◆ AIM OF THE EXERCISE:
Every line below is to be quoted exactly, with nothing added or dropped.

Records about charts and figures
----------

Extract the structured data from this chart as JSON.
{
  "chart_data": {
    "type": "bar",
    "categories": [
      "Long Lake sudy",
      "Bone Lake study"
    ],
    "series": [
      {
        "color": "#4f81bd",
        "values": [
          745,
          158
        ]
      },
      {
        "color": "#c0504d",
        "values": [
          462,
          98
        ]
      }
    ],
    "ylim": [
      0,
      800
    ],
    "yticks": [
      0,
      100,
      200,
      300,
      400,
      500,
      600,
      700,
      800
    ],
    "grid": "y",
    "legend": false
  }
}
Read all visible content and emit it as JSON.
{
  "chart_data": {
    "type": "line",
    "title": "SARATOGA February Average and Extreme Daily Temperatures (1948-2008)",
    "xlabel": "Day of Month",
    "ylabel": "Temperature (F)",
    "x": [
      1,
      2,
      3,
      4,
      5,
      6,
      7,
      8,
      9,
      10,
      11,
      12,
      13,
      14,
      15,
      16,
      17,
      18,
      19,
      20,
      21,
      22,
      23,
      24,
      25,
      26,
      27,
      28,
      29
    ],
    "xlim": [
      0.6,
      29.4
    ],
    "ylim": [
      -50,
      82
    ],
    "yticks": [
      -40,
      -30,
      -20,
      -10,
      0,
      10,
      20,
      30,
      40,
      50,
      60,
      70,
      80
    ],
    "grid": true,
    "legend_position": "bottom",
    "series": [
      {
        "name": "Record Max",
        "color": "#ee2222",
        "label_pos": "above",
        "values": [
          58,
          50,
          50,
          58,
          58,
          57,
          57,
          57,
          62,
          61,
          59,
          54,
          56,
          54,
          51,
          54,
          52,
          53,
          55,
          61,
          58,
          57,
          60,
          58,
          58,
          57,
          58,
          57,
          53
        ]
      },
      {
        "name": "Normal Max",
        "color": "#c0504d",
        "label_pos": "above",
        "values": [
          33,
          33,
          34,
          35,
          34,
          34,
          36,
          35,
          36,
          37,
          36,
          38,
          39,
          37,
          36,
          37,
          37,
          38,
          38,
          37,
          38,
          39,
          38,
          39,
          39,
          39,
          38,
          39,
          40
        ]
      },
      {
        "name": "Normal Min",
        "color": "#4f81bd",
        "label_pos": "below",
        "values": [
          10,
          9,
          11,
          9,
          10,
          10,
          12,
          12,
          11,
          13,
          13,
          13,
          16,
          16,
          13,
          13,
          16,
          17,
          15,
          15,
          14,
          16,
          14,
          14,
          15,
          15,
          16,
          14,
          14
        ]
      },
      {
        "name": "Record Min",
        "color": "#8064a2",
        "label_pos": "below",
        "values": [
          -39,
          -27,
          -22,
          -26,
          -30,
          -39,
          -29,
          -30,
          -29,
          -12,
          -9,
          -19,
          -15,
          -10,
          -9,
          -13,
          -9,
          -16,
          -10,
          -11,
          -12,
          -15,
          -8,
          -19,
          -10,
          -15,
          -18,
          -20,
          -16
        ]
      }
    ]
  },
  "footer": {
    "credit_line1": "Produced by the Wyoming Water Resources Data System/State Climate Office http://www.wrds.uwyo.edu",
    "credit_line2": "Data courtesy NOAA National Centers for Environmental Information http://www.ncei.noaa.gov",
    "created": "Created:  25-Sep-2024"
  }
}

----------

◆ TASK RESULT:
Extract the structured data from this chart as JSON.
{
  "chart_data": {
    "type": "bar",
    "categories": [
      "Long Lake sudy",
      "Bone Lake study"
    ],
    "series": [
      {
        "color": "#4f81bd",
        "values": [
          745,
          158
        ]
      },
      {
        "color": "#c0504d",
        "values": [
          462,
          98
        ]
      }
    ],
    "ylim": [
      0,
      800
    ],
    "yticks": [
      0,
      100,
      200,
      300,
      400,
      500,
      600,
      700,
      800
    ],
    "grid": "y",
    "legend": false
  }
}
Read all visible content and emit it as JSON.
{
  "chart_data": {
    "type": "line",
    "title": "SARATOGA February Average and Extreme Daily Temperatures (1948-2008)",
    "xlabel": "Day of Month",
    "ylabel": "Temperature (F)",
    "x": [
      1,
      2,
      3,
      4,
      5,
      6,
      7,
      8,
      9,
      10,
      11,
      12,
      13,
      14,
      15,
      16,
      17,
      18,
      19,
      20,
      21,
      22,
      23,
      24,
      25,
      26,
      27,
      28,
      29
    ],
    "xlim": [
      0.6,
      29.4
    ],
    "ylim": [
      -50,
      82
    ],
    "yticks": [
      -40,
      -30,
      -20,
      -10,
      0,
      10,
      20,
      30,
      40,
      50,
      60,
      70,
      80
    ],
    "grid": true,
    "legend_position": "bottom",
    "series": [
      {
        "name": "Record Max",
        "color": "#ee2222",
        "label_pos": "above",
        "values": [
          58,
          50,
          50,
          58,
          58,
          57,
          57,
          57,
          62,
          61,
          59,
          54,
          56,
          54,
          51,
          54,
          52,
          53,
          55,
          61,
          58,
          57,
          60,
          58,
          58,
          57,
          58,
          57,
          53
        ]
      },
      {
        "name": "Normal Max",
        "color": "#c0504d",
        "label_pos": "above",
        "values": [
          33,
          33,
          34,
          35,
          34,
          34,
          36,
          35,
          36,
          37,
          36,
          38,
          39,
          37,
          36,
          37,
          37,
          38,
          38,
          37,
          38,
          39,
          38,
          39,
          39,
          39,
          38,
          39,
          40
        ]
      },
      {
        "name": "Normal Min",
        "color": "#4f81bd",
        "label_pos": "below",
        "values": [
          10,
          9,
          11,
          9,
          10,
          10,
          12,
          12,
          11,
          13,
          13,
          13,
          16,
          16,
          13,
          13,
          16,
          17,
          15,
          15,
          14,
          16,
          14,
          14,
          15,
          15,
          16,
          14,
          14
        ]
      },
      {
        "name": "Record Min",
        "color": "#8064a2",
        "label_pos": "below",
        "values": [
          -39,
          -27,
          -22,
          -26,
          -30,
          -39,
          -29,
          -30,
          -29,
          -12,
          -9,
          -19,
          -15,
          -10,
          -9,
          -13,
          -9,
          -16,
          -10,
          -11,
          -12,
          -15,
          -8,
          -19,
          -10,
          -15,
          -18,
          -20,
          -16
        ]
      }
    ]
  },
  "footer": {
    "credit_line1": "Produced by the Wyoming Water Resources Data System/State Climate Office http://www.wrds.uwyo.edu",
    "credit_line2": "Data courtesy NOAA National Centers for Environmental Information http://www.ncei.noaa.gov",
    "created": "Created:  25-Sep-2024"
  }
}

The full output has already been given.